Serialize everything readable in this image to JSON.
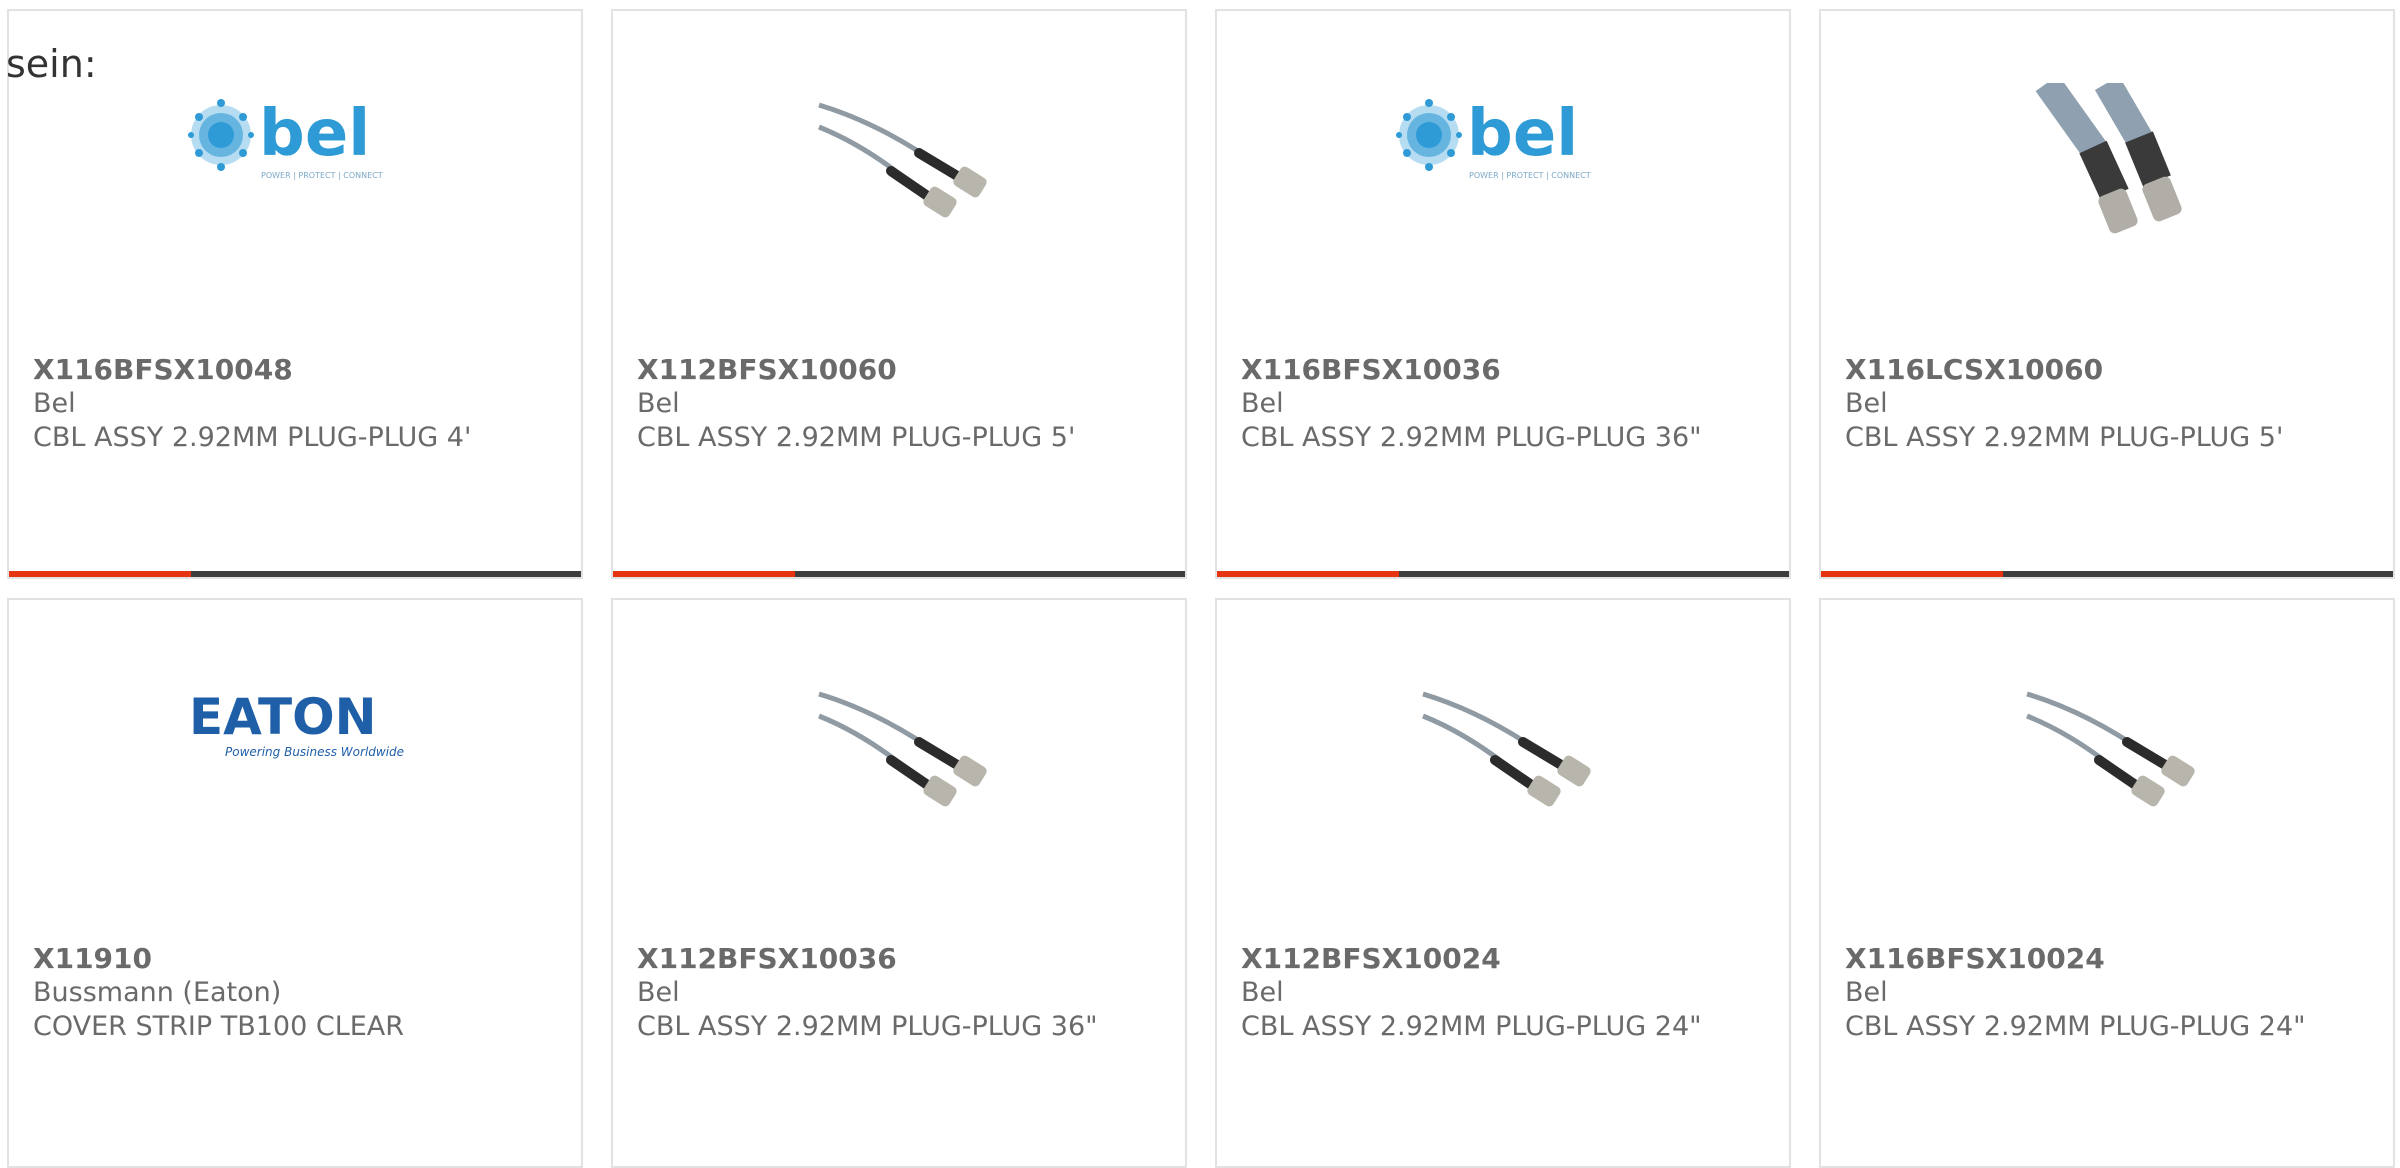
{
  "heading": "sein:",
  "accent_color": "#e63312",
  "bar_color": "#3d3d3d",
  "products": [
    {
      "part_number": "X116BFSX10048",
      "manufacturer": "Bel",
      "description": "CBL ASSY 2.92MM PLUG-PLUG 4'",
      "image": "bel-logo-icon",
      "brand_text": "bel",
      "brand_tagline": "POWER | PROTECT | CONNECT"
    },
    {
      "part_number": "X112BFSX10060",
      "manufacturer": "Bel",
      "description": "CBL ASSY 2.92MM PLUG-PLUG 5'",
      "image": "coax-cable-icon"
    },
    {
      "part_number": "X116BFSX10036",
      "manufacturer": "Bel",
      "description": "CBL ASSY 2.92MM PLUG-PLUG 36\"",
      "image": "bel-logo-icon",
      "brand_text": "bel",
      "brand_tagline": "POWER | PROTECT | CONNECT"
    },
    {
      "part_number": "X116LCSX10060",
      "manufacturer": "Bel",
      "description": "CBL ASSY 2.92MM PLUG-PLUG 5'",
      "image": "coax-cable-closeup-icon"
    },
    {
      "part_number": "X11910",
      "manufacturer": "Bussmann (Eaton)",
      "description": "COVER STRIP TB100 CLEAR",
      "image": "eaton-logo-icon",
      "brand_text": "EATON",
      "brand_tagline": "Powering Business Worldwide"
    },
    {
      "part_number": "X112BFSX10036",
      "manufacturer": "Bel",
      "description": "CBL ASSY 2.92MM PLUG-PLUG 36\"",
      "image": "coax-cable-icon"
    },
    {
      "part_number": "X112BFSX10024",
      "manufacturer": "Bel",
      "description": "CBL ASSY 2.92MM PLUG-PLUG 24\"",
      "image": "coax-cable-icon"
    },
    {
      "part_number": "X116BFSX10024",
      "manufacturer": "Bel",
      "description": "CBL ASSY 2.92MM PLUG-PLUG 24\"",
      "image": "coax-cable-icon"
    }
  ]
}
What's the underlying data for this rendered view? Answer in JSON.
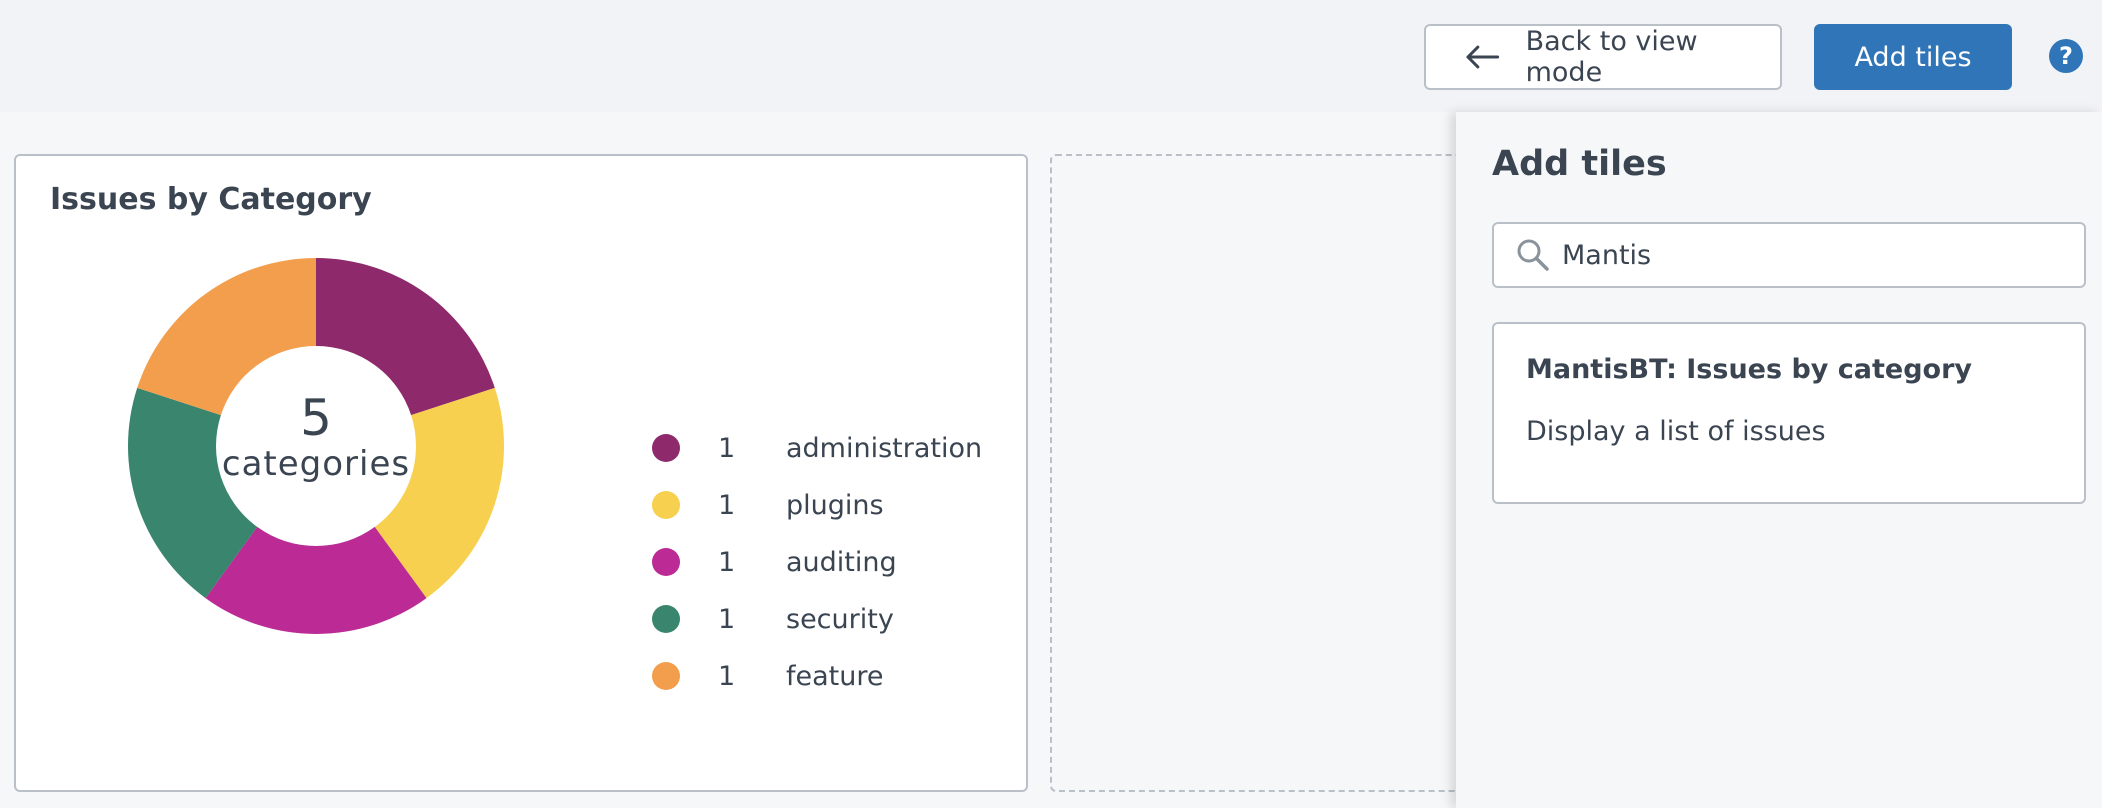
{
  "toolbar": {
    "back_label": "Back to view mode",
    "add_tiles_label": "Add tiles",
    "help_label": "?"
  },
  "tile": {
    "title": "Issues by Category",
    "center_count": "5",
    "center_unit": "categories"
  },
  "chart_data": {
    "type": "pie",
    "categories": [
      "administration",
      "plugins",
      "auditing",
      "security",
      "feature"
    ],
    "values": [
      1,
      1,
      1,
      1,
      1
    ],
    "colors": [
      "#8e2a6b",
      "#f7d04f",
      "#bb2a95",
      "#39856e",
      "#f29e4c"
    ]
  },
  "panel": {
    "title": "Add tiles",
    "search": {
      "value": "Mantis",
      "icon": "search-icon"
    },
    "results": [
      {
        "title": "MantisBT: Issues by category",
        "description": "Display a list of issues"
      }
    ]
  },
  "icons": {
    "back": "arrow-left-icon",
    "help": "help-icon",
    "search": "search-icon"
  },
  "colors": {
    "primary": "#2f75b7",
    "border": "#b9c0c8",
    "text": "#3b4552"
  }
}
● ● ● ●
## Problem to solve
Exclude the images and reproduce the remaining data exactly.

## Response to this exercise
Serialize everything readable in this image to JSON.
{
  "heading": "sein:",
  "accent_color": "#e63312",
  "bar_color": "#3d3d3d",
  "products": [
    {
      "part_number": "X116BFSX10048",
      "manufacturer": "Bel",
      "description": "CBL ASSY 2.92MM PLUG-PLUG 4'",
      "image": "bel-logo-icon",
      "brand_text": "bel",
      "brand_tagline": "POWER | PROTECT | CONNECT"
    },
    {
      "part_number": "X112BFSX10060",
      "manufacturer": "Bel",
      "description": "CBL ASSY 2.92MM PLUG-PLUG 5'",
      "image": "coax-cable-icon"
    },
    {
      "part_number": "X116BFSX10036",
      "manufacturer": "Bel",
      "description": "CBL ASSY 2.92MM PLUG-PLUG 36\"",
      "image": "bel-logo-icon",
      "brand_text": "bel",
      "brand_tagline": "POWER | PROTECT | CONNECT"
    },
    {
      "part_number": "X116LCSX10060",
      "manufacturer": "Bel",
      "description": "CBL ASSY 2.92MM PLUG-PLUG 5'",
      "image": "coax-cable-closeup-icon"
    },
    {
      "part_number": "X11910",
      "manufacturer": "Bussmann (Eaton)",
      "description": "COVER STRIP TB100 CLEAR",
      "image": "eaton-logo-icon",
      "brand_text": "EATON",
      "brand_tagline": "Powering Business Worldwide"
    },
    {
      "part_number": "X112BFSX10036",
      "manufacturer": "Bel",
      "description": "CBL ASSY 2.92MM PLUG-PLUG 36\"",
      "image": "coax-cable-icon"
    },
    {
      "part_number": "X112BFSX10024",
      "manufacturer": "Bel",
      "description": "CBL ASSY 2.92MM PLUG-PLUG 24\"",
      "image": "coax-cable-icon"
    },
    {
      "part_number": "X116BFSX10024",
      "manufacturer": "Bel",
      "description": "CBL ASSY 2.92MM PLUG-PLUG 24\"",
      "image": "coax-cable-icon"
    }
  ]
}
What's the underlying data for this rendered view? Answer in JSON.
{
  "toolbar": {
    "back_label": "Back to view mode",
    "add_tiles_label": "Add tiles",
    "help_label": "?"
  },
  "tile": {
    "title": "Issues by Category",
    "center_count": "5",
    "center_unit": "categories"
  },
  "chart_data": {
    "type": "pie",
    "categories": [
      "administration",
      "plugins",
      "auditing",
      "security",
      "feature"
    ],
    "values": [
      1,
      1,
      1,
      1,
      1
    ],
    "colors": [
      "#8e2a6b",
      "#f7d04f",
      "#bb2a95",
      "#39856e",
      "#f29e4c"
    ]
  },
  "panel": {
    "title": "Add tiles",
    "search": {
      "value": "Mantis",
      "icon": "search-icon"
    },
    "results": [
      {
        "title": "MantisBT: Issues by category",
        "description": "Display a list of issues"
      }
    ]
  },
  "icons": {
    "back": "arrow-left-icon",
    "help": "help-icon",
    "search": "search-icon"
  },
  "colors": {
    "primary": "#2f75b7",
    "border": "#b9c0c8",
    "text": "#3b4552"
  }
}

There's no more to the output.